Dataset items:
<<<<

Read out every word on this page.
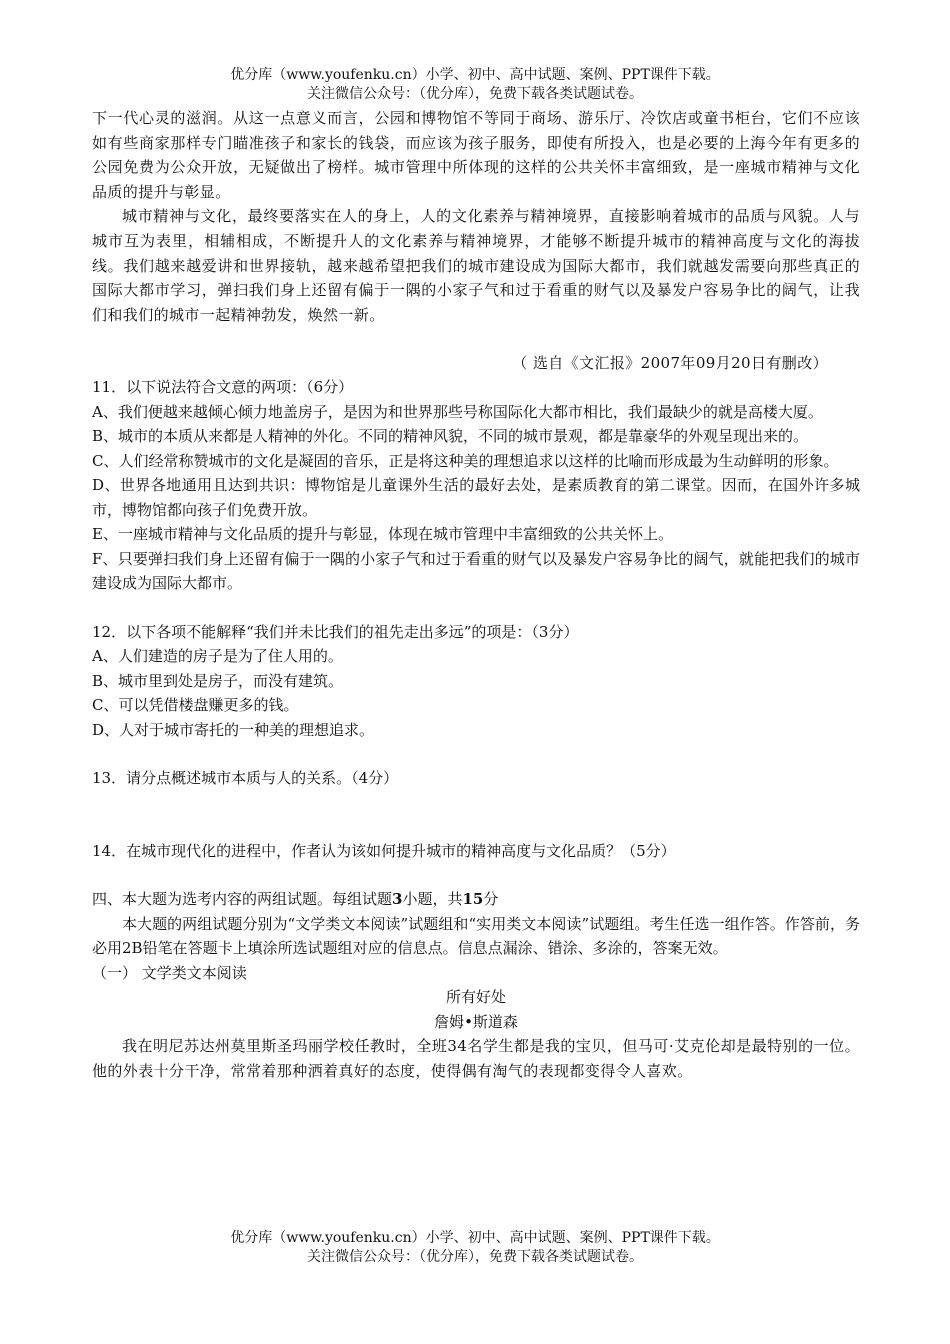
优分库（www.youfenku.cn）小学、初中、高中试题、案例、PPT课件下载。
关注微信公众号：（优分库），免费下载各类试题试卷。

下一代心灵的滋润。从这一点意义而言，公园和博物馆不等同于商场、游乐厅、冷饮店或童书柜台，它们不应该如有些商家那样专门瞄准孩子和家长的钱袋，而应该为孩子服务，即使有所投入，也是必要的上海今年有更多的公园免费为公众开放，无疑做出了榜样。城市管理中所体现的这样的公共关怀丰富细致，是一座城市精神与文化品质的提升与彰显。

城市精神与文化，最终要落实在人的身上，人的文化素养与精神境界，直接影响着城市的品质与风貌。人与城市互为表里，相辅相成，不断提升人的文化素养与精神境界，才能够不断提升城市的精神高度与文化的海拔线。我们越来越爱讲和世界接轨，越来越希望把我们的城市建设成为国际大都市，我们就越发需要向那些真正的国际大都市学习，弹扫我们身上还留有偏于一隅的小家子气和过于看重的财气以及暴发户容易争比的阔气，让我们和我们的城市一起精神勃发，焕然一新。

（ 选自《文汇报》2007年09月20日有删改）

11．以下说法符合文意的两项：（6分）

A、我们便越来越倾心倾力地盖房子，是因为和世界那些号称国际化大都市相比，我们最缺少的就是高楼大厦。

B、城市的本质从来都是人精神的外化。不同的精神风貌，不同的城市景观，都是靠豪华的外观呈现出来的。

C、人们经常称赞城市的文化是凝固的音乐，正是将这种美的理想追求以这样的比喻而形成最为生动鲜明的形象。

D、世界各地通用且达到共识：博物馆是儿童课外生活的最好去处，是素质教育的第二课堂。因而，在国外许多城市，博物馆都向孩子们免费开放。

E、一座城市精神与文化品质的提升与彰显，体现在城市管理中丰富细致的公共关怀上。

F、只要弹扫我们身上还留有偏于一隅的小家子气和过于看重的财气以及暴发户容易争比的阔气，就能把我们的城市建设成为国际大都市。

12．以下各项不能解释“我们并未比我们的祖先走出多远”的项是：（3分）

A、人们建造的房子是为了住人用的。

B、城市里到处是房子，而没有建筑。

C、可以凭借楼盘赚更多的钱。

D、人对于城市寄托的一种美的理想追求。

13．请分点概述城市本质与人的关系。（4分）

14．在城市现代化的进程中，作者认为该如何提升城市的精神高度与文化品质？（5分）

四、本大题为选考内容的两组试题。每组试题3小题，共15分

本大题的两组试题分别为“文学类文本阅读”试题组和“实用类文本阅读”试题组。考生任选一组作答。作答前，务必用2B铅笔在答题卡上填涂所选试题组对应的信息点。信息点漏涂、错涂、多涂的，答案无效。

（一） 文学类文本阅读

所有好处

詹姆•斯道森

我在明尼苏达州莫里斯圣玛丽学校任教时，全班34名学生都是我的宝贝，但马可·艾克伦却是最特别的一位。他的外表十分干净，常常着那种洒着真好的态度，使得偶有淘气的表现都变得令人喜欢。

优分库（www.youfenku.cn）小学、初中、高中试题、案例、PPT课件下载。
关注微信公众号：（优分库），免费下载各类试题试卷。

>>>>

## TASK REQUIREMENTS
Leave images out of the retyped records; keep all else exact.

## SOLUTION FOR THIS EXERCISE
Read out every word on this page.
优分库（www.youfenku.cn）小学、初中、高中试题、案例、PPT课件下载。
关注微信公众号：（优分库），免费下载各类试题试卷。

下一代心灵的滋润。从这一点意义而言，公园和博物馆不等同于商场、游乐厅、冷饮店或童书柜台，它们不应该如有些商家那样专门瞄准孩子和家长的钱袋，而应该为孩子服务，即使有所投入，也是必要的上海今年有更多的公园免费为公众开放，无疑做出了榜样。城市管理中所体现的这样的公共关怀丰富细致，是一座城市精神与文化品质的提升与彰显。

城市精神与文化，最终要落实在人的身上，人的文化素养与精神境界，直接影响着城市的品质与风貌。人与城市互为表里，相辅相成，不断提升人的文化素养与精神境界，才能够不断提升城市的精神高度与文化的海拔线。我们越来越爱讲和世界接轨，越来越希望把我们的城市建设成为国际大都市，我们就越发需要向那些真正的国际大都市学习，弹扫我们身上还留有偏于一隅的小家子气和过于看重的财气以及暴发户容易争比的阔气，让我们和我们的城市一起精神勃发，焕然一新。

（ 选自《文汇报》2007年09月20日有删改）

11．以下说法符合文意的两项：（6分）

A、我们便越来越倾心倾力地盖房子，是因为和世界那些号称国际化大都市相比，我们最缺少的就是高楼大厦。

B、城市的本质从来都是人精神的外化。不同的精神风貌，不同的城市景观，都是靠豪华的外观呈现出来的。

C、人们经常称赞城市的文化是凝固的音乐，正是将这种美的理想追求以这样的比喻而形成最为生动鲜明的形象。

D、世界各地通用且达到共识：博物馆是儿童课外生活的最好去处，是素质教育的第二课堂。因而，在国外许多城市，博物馆都向孩子们免费开放。

E、一座城市精神与文化品质的提升与彰显，体现在城市管理中丰富细致的公共关怀上。

F、只要弹扫我们身上还留有偏于一隅的小家子气和过于看重的财气以及暴发户容易争比的阔气，就能把我们的城市建设成为国际大都市。

12．以下各项不能解释“我们并未比我们的祖先走出多远”的项是：（3分）

A、人们建造的房子是为了住人用的。

B、城市里到处是房子，而没有建筑。

C、可以凭借楼盘赚更多的钱。

D、人对于城市寄托的一种美的理想追求。

13．请分点概述城市本质与人的关系。（4分）

14．在城市现代化的进程中，作者认为该如何提升城市的精神高度与文化品质？（5分）

四、本大题为选考内容的两组试题。每组试题3小题，共15分

本大题的两组试题分别为“文学类文本阅读”试题组和“实用类文本阅读”试题组。考生任选一组作答。作答前，务必用2B铅笔在答题卡上填涂所选试题组对应的信息点。信息点漏涂、错涂、多涂的，答案无效。

（一） 文学类文本阅读

所有好处

詹姆•斯道森

我在明尼苏达州莫里斯圣玛丽学校任教时，全班34名学生都是我的宝贝，但马可·艾克伦却是最特别的一位。他的外表十分干净，常常着那种洒着真好的态度，使得偶有淘气的表现都变得令人喜欢。

优分库（www.youfenku.cn）小学、初中、高中试题、案例、PPT课件下载。
关注微信公众号：（优分库），免费下载各类试题试卷。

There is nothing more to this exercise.